Problem to work on
Which lines have the string "Negatif"? Copy all of them from the entries below.

Records about charts and figures

■ ■ ■ ■ ■ ■ ■

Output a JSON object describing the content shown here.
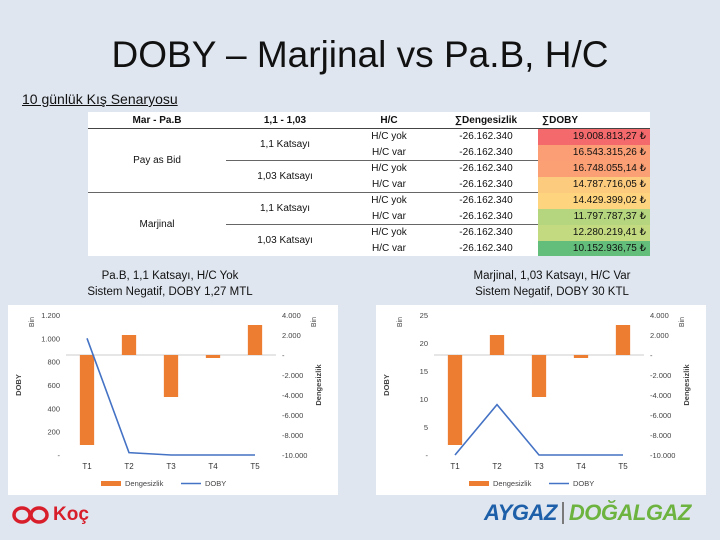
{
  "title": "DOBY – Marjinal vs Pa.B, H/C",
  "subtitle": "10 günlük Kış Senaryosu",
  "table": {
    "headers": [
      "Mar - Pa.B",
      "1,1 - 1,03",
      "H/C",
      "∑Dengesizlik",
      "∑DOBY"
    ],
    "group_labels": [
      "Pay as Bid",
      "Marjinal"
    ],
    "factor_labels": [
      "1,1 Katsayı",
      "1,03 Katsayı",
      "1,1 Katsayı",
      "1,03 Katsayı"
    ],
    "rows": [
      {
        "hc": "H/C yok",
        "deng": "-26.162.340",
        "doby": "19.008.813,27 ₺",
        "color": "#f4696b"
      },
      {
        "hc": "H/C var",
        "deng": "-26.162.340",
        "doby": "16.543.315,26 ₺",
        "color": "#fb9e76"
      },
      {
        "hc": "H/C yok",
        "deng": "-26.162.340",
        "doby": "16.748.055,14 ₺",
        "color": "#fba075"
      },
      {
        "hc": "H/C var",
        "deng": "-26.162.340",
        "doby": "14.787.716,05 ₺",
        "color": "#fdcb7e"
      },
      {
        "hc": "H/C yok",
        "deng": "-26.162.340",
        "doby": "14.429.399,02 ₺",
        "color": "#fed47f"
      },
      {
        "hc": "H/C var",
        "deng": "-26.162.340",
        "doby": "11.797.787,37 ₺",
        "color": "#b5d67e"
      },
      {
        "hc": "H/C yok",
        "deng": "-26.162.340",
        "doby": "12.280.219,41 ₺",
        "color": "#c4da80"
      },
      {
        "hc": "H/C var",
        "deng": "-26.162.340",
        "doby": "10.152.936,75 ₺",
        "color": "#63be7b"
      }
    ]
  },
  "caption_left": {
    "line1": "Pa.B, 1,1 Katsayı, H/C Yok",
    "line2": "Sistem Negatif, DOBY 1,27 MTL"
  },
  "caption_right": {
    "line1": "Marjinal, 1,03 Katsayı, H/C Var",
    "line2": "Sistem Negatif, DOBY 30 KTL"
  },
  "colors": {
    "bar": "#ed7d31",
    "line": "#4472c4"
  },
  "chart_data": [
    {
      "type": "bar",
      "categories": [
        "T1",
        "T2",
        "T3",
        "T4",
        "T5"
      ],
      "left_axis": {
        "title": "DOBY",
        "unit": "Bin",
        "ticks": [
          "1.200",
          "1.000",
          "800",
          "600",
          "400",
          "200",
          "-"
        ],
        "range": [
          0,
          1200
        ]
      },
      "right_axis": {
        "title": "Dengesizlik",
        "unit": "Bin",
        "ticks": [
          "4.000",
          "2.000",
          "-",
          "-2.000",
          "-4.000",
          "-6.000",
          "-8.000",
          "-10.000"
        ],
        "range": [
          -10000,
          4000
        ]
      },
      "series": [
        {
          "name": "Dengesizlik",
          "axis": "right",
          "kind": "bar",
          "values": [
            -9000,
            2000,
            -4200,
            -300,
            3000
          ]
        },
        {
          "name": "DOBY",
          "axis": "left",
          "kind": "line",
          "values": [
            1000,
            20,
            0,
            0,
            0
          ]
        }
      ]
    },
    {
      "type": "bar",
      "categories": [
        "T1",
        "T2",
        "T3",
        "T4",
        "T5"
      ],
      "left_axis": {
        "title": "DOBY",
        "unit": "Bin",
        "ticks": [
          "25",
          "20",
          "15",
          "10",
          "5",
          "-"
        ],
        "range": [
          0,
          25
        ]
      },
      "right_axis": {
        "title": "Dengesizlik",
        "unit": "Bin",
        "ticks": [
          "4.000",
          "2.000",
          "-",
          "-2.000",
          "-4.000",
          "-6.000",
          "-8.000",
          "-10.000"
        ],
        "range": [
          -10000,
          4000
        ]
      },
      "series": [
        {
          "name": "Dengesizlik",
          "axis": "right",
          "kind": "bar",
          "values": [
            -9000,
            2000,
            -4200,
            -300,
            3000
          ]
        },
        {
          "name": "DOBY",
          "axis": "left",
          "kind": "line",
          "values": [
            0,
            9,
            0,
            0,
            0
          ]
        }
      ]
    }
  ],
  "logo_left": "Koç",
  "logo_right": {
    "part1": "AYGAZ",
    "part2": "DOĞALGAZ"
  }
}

■ ■ ■ ■ ■ ■ ■

Answer to the task
    "line2": "Sistem Negatif, DOBY 1,27 MTL"
    "line2": "Sistem Negatif, DOBY 30 KTL"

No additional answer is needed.